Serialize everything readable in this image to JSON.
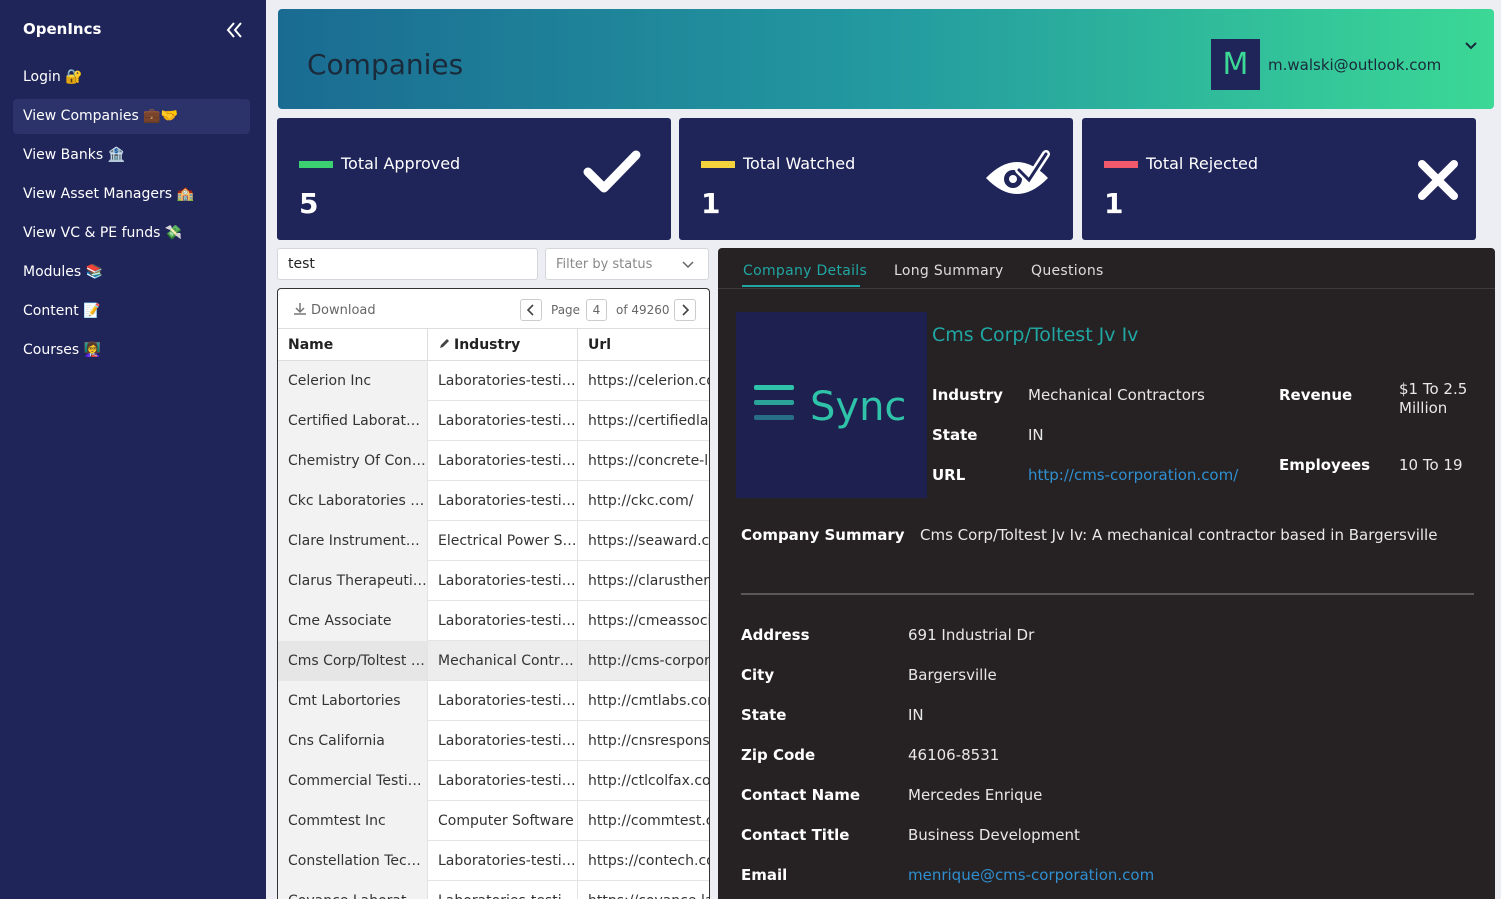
{
  "sidebar": {
    "brand": "OpenIncs",
    "items": [
      {
        "label": "Login 🔐"
      },
      {
        "label": "View Companies 💼🤝"
      },
      {
        "label": "View Banks 🏦"
      },
      {
        "label": "View Asset Managers 🏫"
      },
      {
        "label": "View VC & PE funds 💸"
      },
      {
        "label": "Modules 📚"
      },
      {
        "label": "Content 📝"
      },
      {
        "label": "Courses 👩‍🏫"
      }
    ],
    "active_index": 1
  },
  "header": {
    "title": "Companies",
    "avatar_letter": "M",
    "user_email": "m.walski@outlook.com"
  },
  "stats": {
    "approved": {
      "label": "Total Approved",
      "value": "5",
      "color": "#3bd170"
    },
    "watched": {
      "label": "Total Watched",
      "value": "1",
      "color": "#f5d33c"
    },
    "rejected": {
      "label": "Total Rejected",
      "value": "1",
      "color": "#f0596b"
    }
  },
  "search": {
    "value": "test"
  },
  "filter": {
    "placeholder": "Filter by status"
  },
  "table": {
    "download_label": "Download",
    "page_label": "Page",
    "page": "4",
    "of_label": "of 49260",
    "columns": [
      "Name",
      "Industry",
      "Url"
    ],
    "rows": [
      {
        "name": "Celerion Inc",
        "industry": "Laboratories-testing",
        "url": "https://celerion.com/"
      },
      {
        "name": "Certified Laboratori...",
        "industry": "Laboratories-testing",
        "url": "https://certifiedlabs.c"
      },
      {
        "name": "Chemistry Of Conc...",
        "industry": "Laboratories-testing",
        "url": "https://concrete-la..."
      },
      {
        "name": "Ckc Laboratories Inc",
        "industry": "Laboratories-testing",
        "url": "http://ckc.com/"
      },
      {
        "name": "Clare Instruments I...",
        "industry": "Electrical Power Sy...",
        "url": "https://seaward.co..."
      },
      {
        "name": "Clarus Therapeutics",
        "industry": "Laboratories-testing",
        "url": "https://clarustherap..."
      },
      {
        "name": "Cme Associate",
        "industry": "Laboratories-testing",
        "url": "https://cmeassociat..."
      },
      {
        "name": "Cms Corp/Toltest J...",
        "industry": "Mechanical Contra...",
        "url": "http://cms-corporat..."
      },
      {
        "name": "Cmt Labortories",
        "industry": "Laboratories-testing",
        "url": "http://cmtlabs.com/"
      },
      {
        "name": "Cns California",
        "industry": "Laboratories-testing",
        "url": "http://cnsresponse..."
      },
      {
        "name": "Commercial Testin...",
        "industry": "Laboratories-testing",
        "url": "http://ctlcolfax.com/"
      },
      {
        "name": "Commtest Inc",
        "industry": "Computer Software",
        "url": "http://commtest.co..."
      },
      {
        "name": "Constellation Tech...",
        "industry": "Laboratories-testing",
        "url": "https://contech.com/"
      },
      {
        "name": "Covance Laborat...",
        "industry": "Laboratories-testing",
        "url": "https://covance.la..."
      }
    ],
    "selected_index": 7
  },
  "details": {
    "tabs": [
      "Company Details",
      "Long Summary",
      "Questions"
    ],
    "logo_text": "Sync",
    "company_name": "Cms Corp/Toltest Jv Iv",
    "fields": {
      "industry_label": "Industry",
      "industry": "Mechanical Contractors",
      "state_label": "State",
      "state": "IN",
      "url_label": "URL",
      "url": "http://cms-corporation.com/",
      "revenue_label": "Revenue",
      "revenue": "$1 To 2.5 Million",
      "employees_label": "Employees",
      "employees": "10 To 19"
    },
    "summary_label": "Company Summary",
    "summary": "Cms Corp/Toltest Jv Iv: A mechanical contractor based in Bargersville",
    "contact": {
      "address_label": "Address",
      "address": "691 Industrial Dr",
      "city_label": "City",
      "city": "Bargersville",
      "state_label": "State",
      "state": "IN",
      "zip_label": "Zip Code",
      "zip": "46106-8531",
      "name_label": "Contact Name",
      "name": "Mercedes Enrique",
      "title_label": "Contact Title",
      "title": "Business Development",
      "email_label": "Email",
      "email": "menrique@cms-corporation.com"
    }
  },
  "colors": {
    "sidebar": "#1f2459",
    "accent": "#20a6a3",
    "link": "#2f8fd0",
    "panel": "#262122"
  }
}
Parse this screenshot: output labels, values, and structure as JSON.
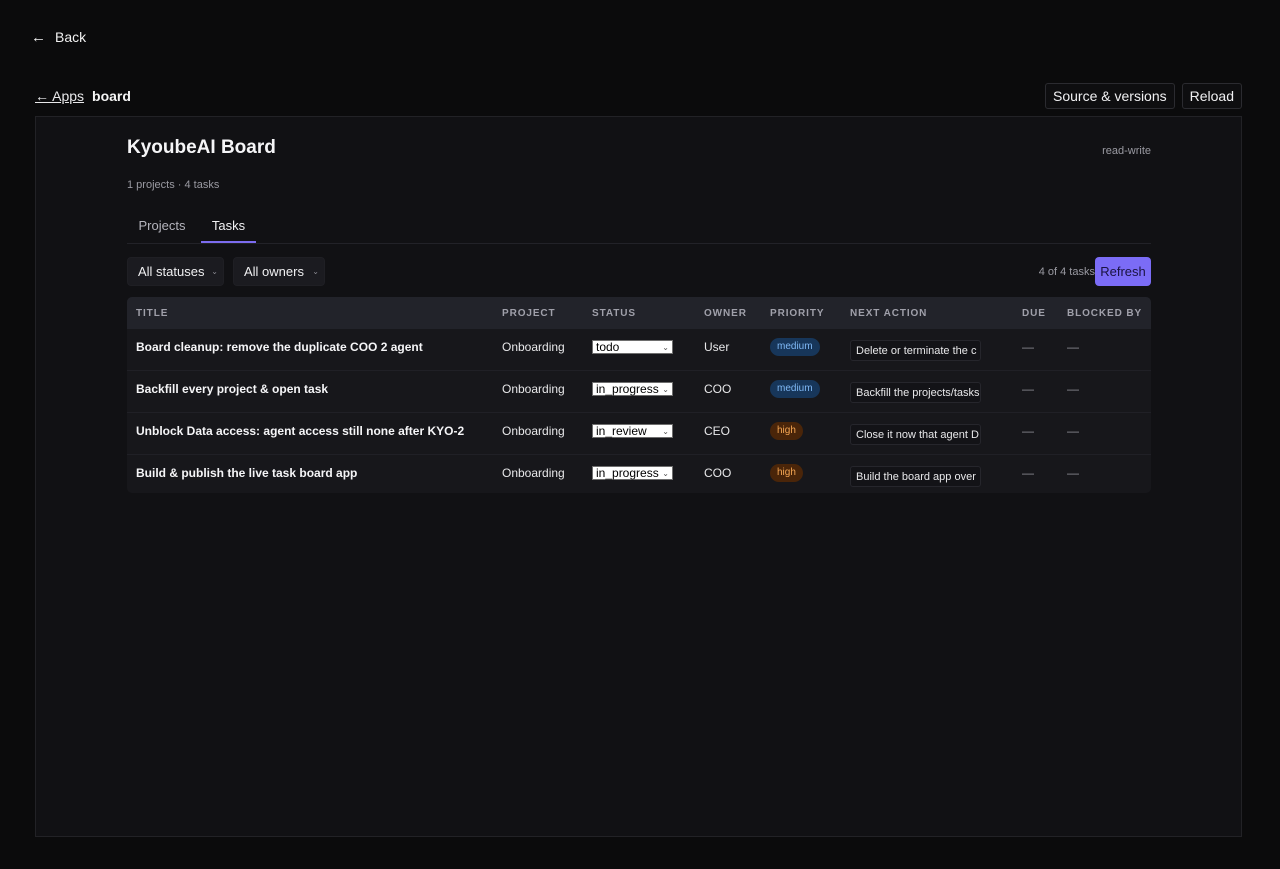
+ + + +
*Task directions*
Gather each line from the entries above that includes the word "Companies".

*Exercise solution*
        "label": "View Companies 💼🤝"
    "title": "Companies",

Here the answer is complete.